::: Document excerpt :::

Fig. 1. AC grid schematic used for illustration (VSI-AFE).
Designing a power grid does not simply mean connecting sources and loads to so-called power routes, ensuring that the total power load demand can be satisfied by the sources. Instead, modern power networks, especially for aircraft, are mainly composed of power electronics converters interfacing sources and loads to the grid. Therefore, power quality constraints (in the low-frequency range), as well as electromagnetic compatibility requirements (high-frequency) require adding specific filters. These filters interact with the converters' regulations, leading to additional stability constraints. The easiest way to design the power grid is by increasing the filters, in order to prevent any interactions between converters through the grid. In this way, all the converters can be sized independently. Unfortunately, this approach is not compatible with the weight reduction demand of aircraft manufacturers. The process becomes challenging, and interaction studies at a network level are mandatory. This paper introduces several interactions on an ac network through a basic example of two connected converters.

As shown in Fig. 1, the proposed topology is a basic ac network illustrating some possible interactions between converters. A voltage source inverter (VSI) generates an ac bus, which is used to convey electrical power. The VSI is connected to one specific load, an active front end (AFE) converter, which generates a dc bus for any other application. Finally, Fig. 1 demonstrates that all filters and passive elements are to be sized, as well as control loops.

:::

• [Written task] Continue the excerpt on converter interactions in aircraft power grids, starting right after its final sentence.

::: Listing :::

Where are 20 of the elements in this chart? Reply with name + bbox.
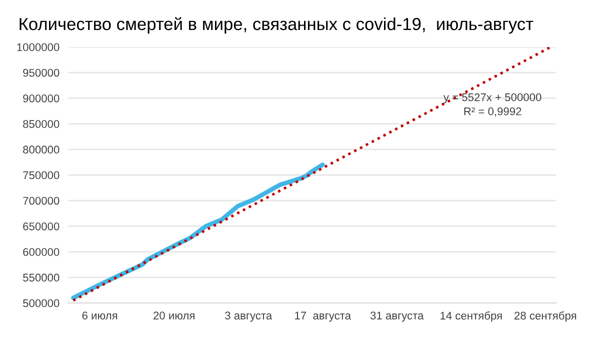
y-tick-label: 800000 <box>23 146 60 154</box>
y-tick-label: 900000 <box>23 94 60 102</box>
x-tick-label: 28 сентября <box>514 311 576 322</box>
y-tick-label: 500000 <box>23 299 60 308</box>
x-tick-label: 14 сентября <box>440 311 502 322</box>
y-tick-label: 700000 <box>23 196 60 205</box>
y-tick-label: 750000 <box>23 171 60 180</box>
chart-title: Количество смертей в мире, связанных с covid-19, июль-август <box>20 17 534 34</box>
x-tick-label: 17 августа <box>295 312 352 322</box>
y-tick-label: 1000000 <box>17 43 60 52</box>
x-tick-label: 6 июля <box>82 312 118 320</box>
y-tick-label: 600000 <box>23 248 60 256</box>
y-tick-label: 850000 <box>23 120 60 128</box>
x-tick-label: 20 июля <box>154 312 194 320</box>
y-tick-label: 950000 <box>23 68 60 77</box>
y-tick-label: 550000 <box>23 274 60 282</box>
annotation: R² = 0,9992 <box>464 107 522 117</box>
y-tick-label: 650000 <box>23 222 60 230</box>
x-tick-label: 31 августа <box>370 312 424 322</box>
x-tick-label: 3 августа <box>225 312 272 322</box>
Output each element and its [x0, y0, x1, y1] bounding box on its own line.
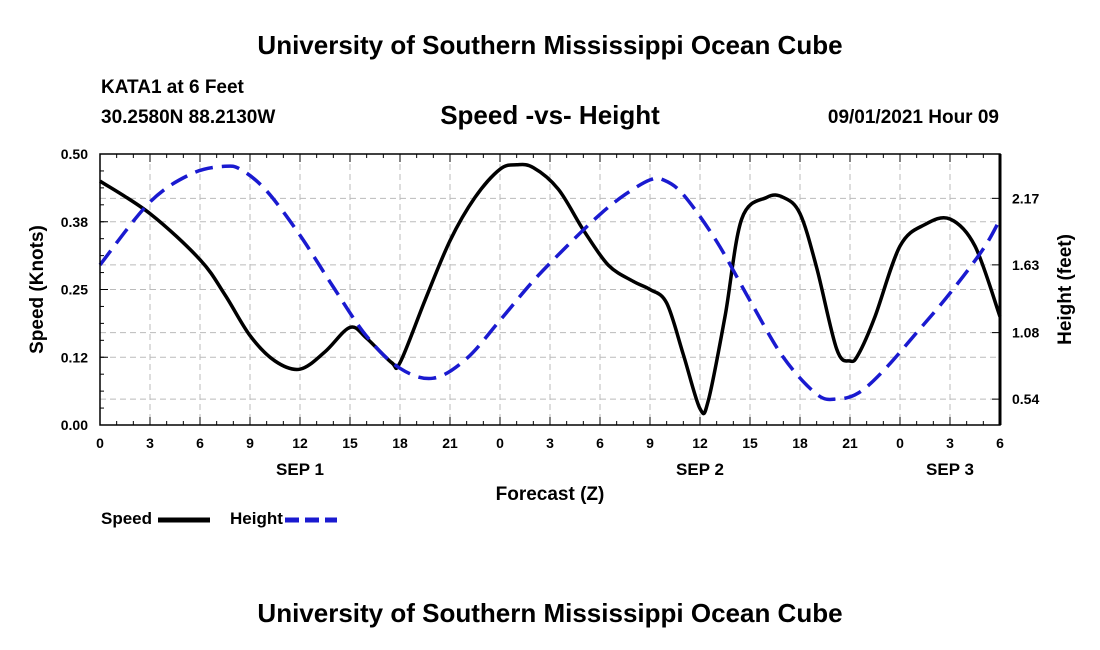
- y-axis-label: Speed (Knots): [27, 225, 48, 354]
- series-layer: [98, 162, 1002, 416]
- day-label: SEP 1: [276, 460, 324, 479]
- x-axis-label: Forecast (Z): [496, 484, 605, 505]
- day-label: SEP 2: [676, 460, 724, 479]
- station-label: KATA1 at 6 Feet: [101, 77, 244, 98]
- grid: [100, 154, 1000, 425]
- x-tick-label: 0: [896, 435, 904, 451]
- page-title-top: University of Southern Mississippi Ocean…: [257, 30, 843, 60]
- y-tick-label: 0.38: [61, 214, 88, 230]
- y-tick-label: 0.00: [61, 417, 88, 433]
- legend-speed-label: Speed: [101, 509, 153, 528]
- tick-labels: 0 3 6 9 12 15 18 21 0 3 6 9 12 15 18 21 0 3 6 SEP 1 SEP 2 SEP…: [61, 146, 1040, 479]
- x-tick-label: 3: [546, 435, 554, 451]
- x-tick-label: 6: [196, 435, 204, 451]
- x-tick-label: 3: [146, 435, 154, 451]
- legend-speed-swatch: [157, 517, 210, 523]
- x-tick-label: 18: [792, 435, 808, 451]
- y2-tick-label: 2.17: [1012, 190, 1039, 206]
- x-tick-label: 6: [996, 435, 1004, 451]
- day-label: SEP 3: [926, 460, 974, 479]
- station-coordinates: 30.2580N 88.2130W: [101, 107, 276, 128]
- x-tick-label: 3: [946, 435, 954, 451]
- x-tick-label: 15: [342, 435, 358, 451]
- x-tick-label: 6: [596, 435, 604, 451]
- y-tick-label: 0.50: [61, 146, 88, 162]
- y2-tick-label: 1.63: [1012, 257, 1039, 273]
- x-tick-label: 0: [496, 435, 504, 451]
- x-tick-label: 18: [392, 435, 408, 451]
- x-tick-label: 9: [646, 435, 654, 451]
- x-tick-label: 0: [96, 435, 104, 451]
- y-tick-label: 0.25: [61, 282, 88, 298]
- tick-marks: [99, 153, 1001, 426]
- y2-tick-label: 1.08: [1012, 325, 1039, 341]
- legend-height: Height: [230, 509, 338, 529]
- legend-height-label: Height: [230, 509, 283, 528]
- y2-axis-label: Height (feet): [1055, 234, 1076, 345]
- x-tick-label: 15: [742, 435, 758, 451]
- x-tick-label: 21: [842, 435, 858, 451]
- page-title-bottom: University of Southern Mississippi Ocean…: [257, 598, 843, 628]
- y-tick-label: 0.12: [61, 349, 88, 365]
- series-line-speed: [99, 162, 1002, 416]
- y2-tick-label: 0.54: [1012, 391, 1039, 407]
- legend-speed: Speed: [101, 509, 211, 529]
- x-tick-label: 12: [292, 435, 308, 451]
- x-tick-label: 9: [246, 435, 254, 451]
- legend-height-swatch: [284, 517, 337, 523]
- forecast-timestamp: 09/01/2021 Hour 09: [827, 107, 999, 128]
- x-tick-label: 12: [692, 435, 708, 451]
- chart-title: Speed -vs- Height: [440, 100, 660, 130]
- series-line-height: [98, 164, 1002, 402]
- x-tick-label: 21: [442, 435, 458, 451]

:::

• [Task output]
To simplify the study, the VSI will be considered fixed (all passive elements and control strategy). The study begins with the design of the AFE, where a design by optimization methodology is considered. Next, this methodology introduced, emphasizing the interactions between the input and output electromagnetic interference filters, which prevent the use of conventional design methods. Once the converter has been designed (i.e., all passive elements are sized to reach the minimum weight), the control design step is addressed and interactions between the VSI and the AFE are highlighted. Finally, the validation of the embedded grid design, which is the stability study, is presented. A prospective design by optimization method at grid level will be presented in the conclusion.